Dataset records

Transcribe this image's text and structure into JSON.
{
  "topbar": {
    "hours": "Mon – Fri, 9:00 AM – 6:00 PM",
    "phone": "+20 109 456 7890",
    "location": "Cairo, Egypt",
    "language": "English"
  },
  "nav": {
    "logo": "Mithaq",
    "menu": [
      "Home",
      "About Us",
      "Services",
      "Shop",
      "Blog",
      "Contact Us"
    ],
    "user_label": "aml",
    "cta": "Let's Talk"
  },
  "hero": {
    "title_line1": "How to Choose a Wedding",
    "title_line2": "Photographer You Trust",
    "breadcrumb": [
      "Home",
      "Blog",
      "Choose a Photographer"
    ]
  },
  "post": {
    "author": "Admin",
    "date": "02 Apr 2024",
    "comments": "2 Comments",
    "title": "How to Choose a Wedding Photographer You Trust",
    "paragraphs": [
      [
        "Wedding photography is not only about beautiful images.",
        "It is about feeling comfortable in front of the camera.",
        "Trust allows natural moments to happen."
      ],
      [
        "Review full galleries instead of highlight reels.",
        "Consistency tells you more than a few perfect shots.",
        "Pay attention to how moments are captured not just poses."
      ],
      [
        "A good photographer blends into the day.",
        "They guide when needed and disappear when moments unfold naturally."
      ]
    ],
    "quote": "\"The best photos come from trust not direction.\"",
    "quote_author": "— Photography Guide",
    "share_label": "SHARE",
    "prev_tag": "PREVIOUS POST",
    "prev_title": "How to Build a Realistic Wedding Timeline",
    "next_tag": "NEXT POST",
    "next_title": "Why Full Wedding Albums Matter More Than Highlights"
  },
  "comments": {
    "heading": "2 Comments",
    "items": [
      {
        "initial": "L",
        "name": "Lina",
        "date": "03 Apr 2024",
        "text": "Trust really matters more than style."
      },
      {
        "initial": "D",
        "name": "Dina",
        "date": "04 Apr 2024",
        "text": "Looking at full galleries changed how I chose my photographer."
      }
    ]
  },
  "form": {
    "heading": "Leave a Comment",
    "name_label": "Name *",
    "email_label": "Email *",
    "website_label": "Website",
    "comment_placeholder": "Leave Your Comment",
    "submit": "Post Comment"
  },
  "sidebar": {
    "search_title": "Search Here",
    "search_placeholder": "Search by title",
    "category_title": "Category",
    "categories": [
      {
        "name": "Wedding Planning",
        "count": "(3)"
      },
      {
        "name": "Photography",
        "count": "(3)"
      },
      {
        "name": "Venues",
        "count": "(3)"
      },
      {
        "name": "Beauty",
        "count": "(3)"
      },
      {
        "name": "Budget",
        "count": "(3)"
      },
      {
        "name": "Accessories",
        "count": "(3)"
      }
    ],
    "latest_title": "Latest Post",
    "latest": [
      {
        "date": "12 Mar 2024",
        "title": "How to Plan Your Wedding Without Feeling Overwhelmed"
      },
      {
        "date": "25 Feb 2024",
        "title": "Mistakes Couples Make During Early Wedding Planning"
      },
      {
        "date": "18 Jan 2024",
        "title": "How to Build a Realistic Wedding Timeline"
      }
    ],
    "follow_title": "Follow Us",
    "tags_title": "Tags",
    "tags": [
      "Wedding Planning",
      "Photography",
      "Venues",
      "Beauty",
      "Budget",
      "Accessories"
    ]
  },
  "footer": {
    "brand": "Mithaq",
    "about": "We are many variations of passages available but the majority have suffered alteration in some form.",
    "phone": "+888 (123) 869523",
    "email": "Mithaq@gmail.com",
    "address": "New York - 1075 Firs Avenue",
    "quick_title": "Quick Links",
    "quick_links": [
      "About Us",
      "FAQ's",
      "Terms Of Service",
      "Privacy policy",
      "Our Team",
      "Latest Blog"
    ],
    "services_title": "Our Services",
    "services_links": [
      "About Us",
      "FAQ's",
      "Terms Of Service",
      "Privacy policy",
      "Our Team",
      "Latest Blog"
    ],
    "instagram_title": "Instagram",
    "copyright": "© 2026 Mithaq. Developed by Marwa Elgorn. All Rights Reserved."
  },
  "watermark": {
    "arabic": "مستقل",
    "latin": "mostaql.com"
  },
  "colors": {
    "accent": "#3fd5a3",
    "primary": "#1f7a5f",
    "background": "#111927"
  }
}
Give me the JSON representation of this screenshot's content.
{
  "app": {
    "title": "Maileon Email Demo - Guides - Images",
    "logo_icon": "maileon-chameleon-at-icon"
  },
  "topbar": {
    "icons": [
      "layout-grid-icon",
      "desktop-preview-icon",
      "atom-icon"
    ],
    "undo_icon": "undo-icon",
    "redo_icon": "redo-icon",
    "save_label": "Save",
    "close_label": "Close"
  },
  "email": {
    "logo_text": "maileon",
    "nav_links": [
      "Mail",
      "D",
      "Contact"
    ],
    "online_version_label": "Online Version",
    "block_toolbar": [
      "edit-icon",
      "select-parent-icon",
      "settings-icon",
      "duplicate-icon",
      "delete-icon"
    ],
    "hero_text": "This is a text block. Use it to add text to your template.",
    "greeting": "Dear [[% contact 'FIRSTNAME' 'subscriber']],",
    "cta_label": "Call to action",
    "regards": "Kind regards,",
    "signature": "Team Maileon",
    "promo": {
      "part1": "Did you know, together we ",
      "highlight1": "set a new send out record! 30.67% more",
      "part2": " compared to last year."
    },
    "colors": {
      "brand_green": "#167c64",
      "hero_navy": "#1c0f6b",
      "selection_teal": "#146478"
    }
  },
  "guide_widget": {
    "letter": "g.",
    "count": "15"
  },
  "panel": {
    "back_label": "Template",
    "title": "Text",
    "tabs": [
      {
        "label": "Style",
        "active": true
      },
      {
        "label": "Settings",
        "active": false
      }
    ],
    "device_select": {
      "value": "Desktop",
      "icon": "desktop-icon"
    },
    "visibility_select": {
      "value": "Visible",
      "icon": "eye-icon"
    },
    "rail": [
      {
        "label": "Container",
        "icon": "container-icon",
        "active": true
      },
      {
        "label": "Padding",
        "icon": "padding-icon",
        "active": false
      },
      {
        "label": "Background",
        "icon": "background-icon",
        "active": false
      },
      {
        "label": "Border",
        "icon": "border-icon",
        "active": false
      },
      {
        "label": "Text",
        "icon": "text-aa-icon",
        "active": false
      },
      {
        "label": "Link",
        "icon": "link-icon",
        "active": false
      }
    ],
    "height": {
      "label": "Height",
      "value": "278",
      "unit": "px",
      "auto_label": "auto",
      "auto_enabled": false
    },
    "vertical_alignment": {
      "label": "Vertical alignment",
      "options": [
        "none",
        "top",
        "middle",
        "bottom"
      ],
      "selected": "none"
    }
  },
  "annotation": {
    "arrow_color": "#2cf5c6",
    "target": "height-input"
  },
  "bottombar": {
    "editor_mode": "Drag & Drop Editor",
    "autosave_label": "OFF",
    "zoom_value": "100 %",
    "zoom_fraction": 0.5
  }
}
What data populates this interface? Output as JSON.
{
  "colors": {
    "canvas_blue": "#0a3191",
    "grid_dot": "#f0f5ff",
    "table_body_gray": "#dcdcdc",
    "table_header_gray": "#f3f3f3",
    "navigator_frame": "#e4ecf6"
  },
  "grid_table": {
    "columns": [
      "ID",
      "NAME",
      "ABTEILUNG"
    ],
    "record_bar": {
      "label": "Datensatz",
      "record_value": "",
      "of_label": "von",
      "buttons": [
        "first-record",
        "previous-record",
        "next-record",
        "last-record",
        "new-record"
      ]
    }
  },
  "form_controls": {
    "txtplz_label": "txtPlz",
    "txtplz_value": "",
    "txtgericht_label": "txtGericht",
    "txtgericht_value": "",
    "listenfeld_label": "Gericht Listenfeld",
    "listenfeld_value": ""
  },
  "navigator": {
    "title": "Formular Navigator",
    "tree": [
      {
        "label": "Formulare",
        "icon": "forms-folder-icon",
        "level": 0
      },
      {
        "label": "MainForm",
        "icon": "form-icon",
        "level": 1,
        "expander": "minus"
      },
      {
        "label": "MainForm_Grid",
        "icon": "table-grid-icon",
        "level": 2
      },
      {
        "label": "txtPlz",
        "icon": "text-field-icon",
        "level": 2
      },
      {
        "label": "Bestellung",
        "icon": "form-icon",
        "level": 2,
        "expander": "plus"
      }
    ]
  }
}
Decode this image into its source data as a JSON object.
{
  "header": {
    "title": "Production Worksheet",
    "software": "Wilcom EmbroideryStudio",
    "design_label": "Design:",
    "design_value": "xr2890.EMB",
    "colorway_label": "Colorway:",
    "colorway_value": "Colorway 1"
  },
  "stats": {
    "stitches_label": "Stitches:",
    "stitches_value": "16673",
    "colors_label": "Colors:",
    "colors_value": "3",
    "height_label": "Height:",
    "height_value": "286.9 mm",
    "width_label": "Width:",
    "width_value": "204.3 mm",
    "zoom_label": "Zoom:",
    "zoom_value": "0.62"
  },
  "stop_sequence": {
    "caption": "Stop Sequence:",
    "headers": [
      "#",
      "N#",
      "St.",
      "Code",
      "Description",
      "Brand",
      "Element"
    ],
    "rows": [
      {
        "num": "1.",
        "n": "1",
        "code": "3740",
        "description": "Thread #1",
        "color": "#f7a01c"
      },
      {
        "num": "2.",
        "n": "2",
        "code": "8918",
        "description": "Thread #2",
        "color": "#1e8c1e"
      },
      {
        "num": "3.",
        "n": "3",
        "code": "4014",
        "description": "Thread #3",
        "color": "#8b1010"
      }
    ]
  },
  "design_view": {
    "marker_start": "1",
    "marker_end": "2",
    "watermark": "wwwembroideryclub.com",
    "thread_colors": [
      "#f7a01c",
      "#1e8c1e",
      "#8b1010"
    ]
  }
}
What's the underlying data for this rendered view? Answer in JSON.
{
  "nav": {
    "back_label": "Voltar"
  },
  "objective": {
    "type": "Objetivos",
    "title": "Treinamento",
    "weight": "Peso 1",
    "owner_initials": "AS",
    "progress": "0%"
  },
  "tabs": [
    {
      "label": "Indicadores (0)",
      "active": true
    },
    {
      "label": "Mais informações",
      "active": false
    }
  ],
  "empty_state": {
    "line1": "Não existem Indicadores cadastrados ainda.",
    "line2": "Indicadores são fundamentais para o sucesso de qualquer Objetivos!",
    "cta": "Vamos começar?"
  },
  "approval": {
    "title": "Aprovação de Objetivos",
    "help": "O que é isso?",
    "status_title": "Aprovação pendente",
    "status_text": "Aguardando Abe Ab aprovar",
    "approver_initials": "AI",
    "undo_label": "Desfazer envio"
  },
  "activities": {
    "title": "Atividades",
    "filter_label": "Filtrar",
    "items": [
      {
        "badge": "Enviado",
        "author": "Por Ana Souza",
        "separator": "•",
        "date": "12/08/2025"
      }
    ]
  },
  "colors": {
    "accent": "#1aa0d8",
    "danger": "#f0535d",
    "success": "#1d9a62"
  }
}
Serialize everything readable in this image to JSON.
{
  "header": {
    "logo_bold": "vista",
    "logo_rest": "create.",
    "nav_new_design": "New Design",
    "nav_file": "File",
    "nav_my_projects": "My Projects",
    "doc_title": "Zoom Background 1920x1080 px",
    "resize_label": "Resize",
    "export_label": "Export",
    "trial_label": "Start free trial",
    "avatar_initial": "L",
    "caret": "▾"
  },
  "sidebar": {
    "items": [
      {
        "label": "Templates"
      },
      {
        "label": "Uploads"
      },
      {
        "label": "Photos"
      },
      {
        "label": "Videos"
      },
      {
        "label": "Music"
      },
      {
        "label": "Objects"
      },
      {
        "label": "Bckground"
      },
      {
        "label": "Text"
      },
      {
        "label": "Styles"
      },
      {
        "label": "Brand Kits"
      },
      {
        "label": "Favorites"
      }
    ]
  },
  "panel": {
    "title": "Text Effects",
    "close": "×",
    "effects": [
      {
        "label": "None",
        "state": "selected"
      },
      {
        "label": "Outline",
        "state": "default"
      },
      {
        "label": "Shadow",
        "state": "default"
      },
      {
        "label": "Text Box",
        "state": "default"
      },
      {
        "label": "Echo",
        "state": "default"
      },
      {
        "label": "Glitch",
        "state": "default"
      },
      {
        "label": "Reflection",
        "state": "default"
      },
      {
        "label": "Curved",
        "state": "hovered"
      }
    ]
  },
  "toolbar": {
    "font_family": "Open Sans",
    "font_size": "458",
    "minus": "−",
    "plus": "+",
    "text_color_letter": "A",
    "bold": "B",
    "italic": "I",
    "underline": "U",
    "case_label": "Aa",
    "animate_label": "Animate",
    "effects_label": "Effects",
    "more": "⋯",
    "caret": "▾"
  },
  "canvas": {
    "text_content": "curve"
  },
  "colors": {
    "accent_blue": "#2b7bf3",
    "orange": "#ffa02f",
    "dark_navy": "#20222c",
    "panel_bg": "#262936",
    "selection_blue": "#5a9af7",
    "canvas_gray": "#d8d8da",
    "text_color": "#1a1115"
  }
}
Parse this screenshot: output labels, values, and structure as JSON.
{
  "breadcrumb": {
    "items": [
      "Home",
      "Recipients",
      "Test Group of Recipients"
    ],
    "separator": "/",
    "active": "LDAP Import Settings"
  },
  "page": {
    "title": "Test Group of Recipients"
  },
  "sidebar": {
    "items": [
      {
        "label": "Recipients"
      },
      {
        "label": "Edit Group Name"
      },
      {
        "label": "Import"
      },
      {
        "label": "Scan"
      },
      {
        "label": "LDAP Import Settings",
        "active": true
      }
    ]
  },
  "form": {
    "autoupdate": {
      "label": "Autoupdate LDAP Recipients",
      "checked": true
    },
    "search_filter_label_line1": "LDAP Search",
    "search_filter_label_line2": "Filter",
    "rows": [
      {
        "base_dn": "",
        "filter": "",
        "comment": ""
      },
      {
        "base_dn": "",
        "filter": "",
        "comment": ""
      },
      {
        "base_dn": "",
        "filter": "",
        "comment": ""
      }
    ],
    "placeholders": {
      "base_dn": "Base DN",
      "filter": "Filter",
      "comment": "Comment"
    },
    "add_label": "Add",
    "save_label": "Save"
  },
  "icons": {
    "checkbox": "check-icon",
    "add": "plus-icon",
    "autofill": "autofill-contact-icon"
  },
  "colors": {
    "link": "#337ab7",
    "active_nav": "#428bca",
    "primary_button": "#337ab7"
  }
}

> Do this
Return exactly the lines of the data, and only those, from the line with "Parse this screenshot: output" through the last line, inclusive.

> Task solution
Parse this screenshot: output labels, values, and structure as JSON.
{
  "breadcrumb": {
    "items": [
      "Home",
      "Recipients",
      "Test Group of Recipients"
    ],
    "separator": "/",
    "active": "LDAP Import Settings"
  },
  "page": {
    "title": "Test Group of Recipients"
  },
  "sidebar": {
    "items": [
      {
        "label": "Recipients"
      },
      {
        "label": "Edit Group Name"
      },
      {
        "label": "Import"
      },
      {
        "label": "Scan"
      },
      {
        "label": "LDAP Import Settings",
        "active": true
      }
    ]
  },
  "form": {
    "autoupdate": {
      "label": "Autoupdate LDAP Recipients",
      "checked": true
    },
    "search_filter_label_line1": "LDAP Search",
    "search_filter_label_line2": "Filter",
    "rows": [
      {
        "base_dn": "",
        "filter": "",
        "comment": ""
      },
      {
        "base_dn": "",
        "filter": "",
        "comment": ""
      },
      {
        "base_dn": "",
        "filter": "",
        "comment": ""
      }
    ],
    "placeholders": {
      "base_dn": "Base DN",
      "filter": "Filter",
      "comment": "Comment"
    },
    "add_label": "Add",
    "save_label": "Save"
  },
  "icons": {
    "checkbox": "check-icon",
    "add": "plus-icon",
    "autofill": "autofill-contact-icon"
  },
  "colors": {
    "link": "#337ab7",
    "active_nav": "#428bca",
    "primary_button": "#337ab7"
  }
}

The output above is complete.